=== WHAT TO DO ===
Pull out every line from the listing that has the word "brand".

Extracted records
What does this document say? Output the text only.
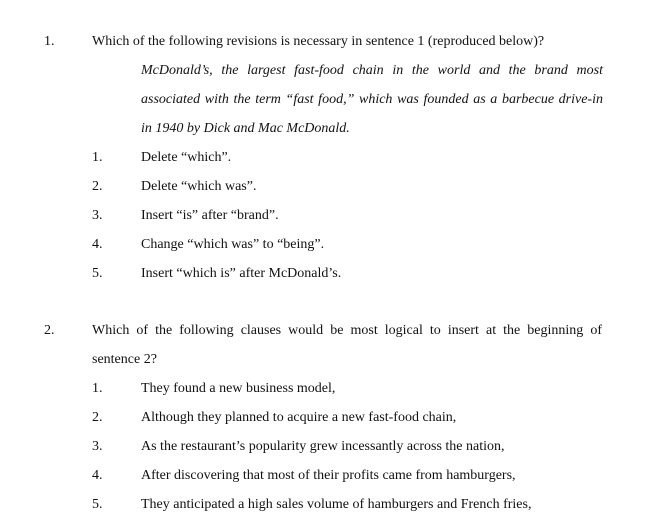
1.	Which of the following revisions is necessary in sentence 1 (reproduced below)?
McDonald’s, the largest fast-food chain in the world and the brand most
associated with the term “fast food,” which was founded as a barbecue drive-in
in 1940 by Dick and Mac McDonald.
1.	Delete “which”.
2.	Delete “which was”.
3.	Insert “is” after “brand”.
4.	Change “which was” to “being”.
5.	Insert “which is” after McDonald’s.
2.	Which of the following clauses would be most logical to insert at the beginning of
sentence 2?
1.	They found a new business model,
2.	Although they planned to acquire a new fast-food chain,
3.	As the restaurant’s popularity grew incessantly across the nation,
4.	After discovering that most of their profits came from hamburgers,
5.	They anticipated a high sales volume of hamburgers and French fries,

=== EXERCISE SOLUTION ===
McDonald’s, the largest fast-food chain in the world and the brand most
3.	Insert “is” after “brand”.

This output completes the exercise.